* **DATA PROVIDED**
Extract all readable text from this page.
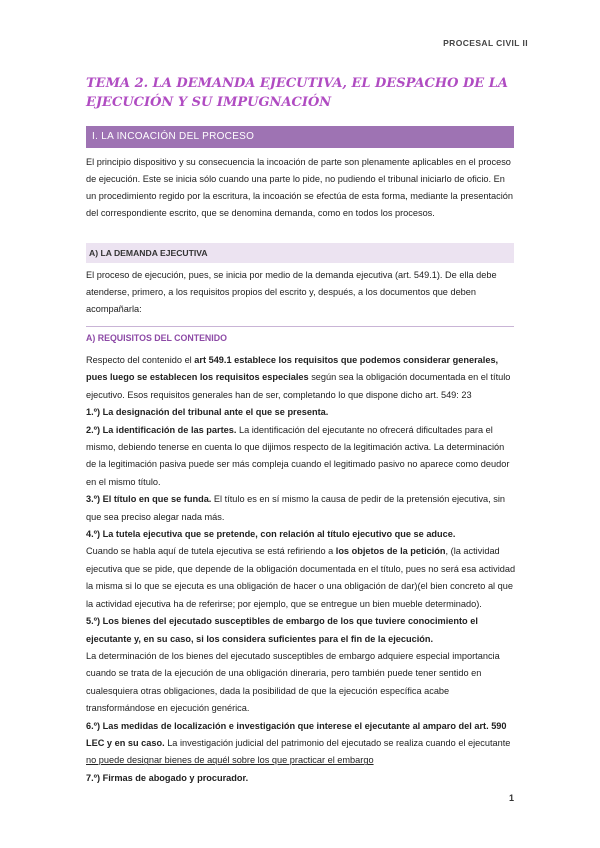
PROCESAL CIVIL II
TEMA 2. LA DEMANDA EJECUTIVA, EL DESPACHO DE LA EJECUCIÓN Y SU IMPUGNACIÓN
I. LA INCOACIÓN DEL PROCESO

El principio dispositivo y su consecuencia la incoación de parte son plenamente aplicables en el proceso de ejecución. Este se inicia sólo cuando una parte lo pide, no pudiendo el tribunal iniciarlo de oficio. En un procedimiento regido por la escritura, la incoación se efectúa de esta forma, mediante la presentación del correspondiente escrito, que se denomina demanda, como en todos los procesos.

A) LA DEMANDA EJECUTIVA

El proceso de ejecución, pues, se inicia por medio de la demanda ejecutiva (art. 549.1). De ella debe atenderse, primero, a los requisitos propios del escrito y, después, a los documentos que deben acompañarla:

A) REQUISITOS DEL CONTENIDO

Respecto del contenido el art 549.1 establece los requisitos que podemos considerar generales, pues luego se establecen los requisitos especiales según sea la obligación documentada en el título ejecutivo. Esos requisitos generales han de ser, completando lo que dispone dicho art. 549: 23

1.º) La designación del tribunal ante el que se presenta.

2.º) La identificación de las partes. La identificación del ejecutante no ofrecerá dificultades para el mismo, debiendo tenerse en cuenta lo que dijimos respecto de la legitimación activa. La determinación de la legitimación pasiva puede ser más compleja cuando el legitimado pasivo no aparece como deudor en el mismo título.

3.º) El título en que se funda. El título es en sí mismo la causa de pedir de la pretensión ejecutiva, sin que sea preciso alegar nada más.

4.º) La tutela ejecutiva que se pretende, con relación al título ejecutivo que se aduce.

Cuando se habla aquí de tutela ejecutiva se está refiriendo a los objetos de la petición, (la actividad ejecutiva que se pide, que depende de la obligación documentada en el título, pues no será esa actividad la misma si lo que se ejecuta es una obligación de hacer o una obligación de dar)(el bien concreto al que la actividad ejecutiva ha de referirse; por ejemplo, que se entregue un bien mueble determinado).

5.º) Los bienes del ejecutado susceptibles de embargo de los que tuviere conocimiento el ejecutante y, en su caso, si los considera suficientes para el fin de la ejecución.

La determinación de los bienes del ejecutado susceptibles de embargo adquiere especial importancia cuando se trata de la ejecución de una obligación dineraria, pero también puede tener sentido en cualesquiera otras obligaciones, dada la posibilidad de que la ejecución específica acabe transformándose en ejecución genérica.

6.º) Las medidas de localización e investigación que interese el ejecutante al amparo del art. 590 LEC y en su caso. La investigación judicial del patrimonio del ejecutado se realiza cuando el ejecutante no puede designar bienes de aquél sobre los que practicar el embargo

7.º) Firmas de abogado y procurador.

1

* **SHORT TASK**
In the data above, count the lines where the word "tutela" appears; reply with the number only.

* **THE ANSWER**
2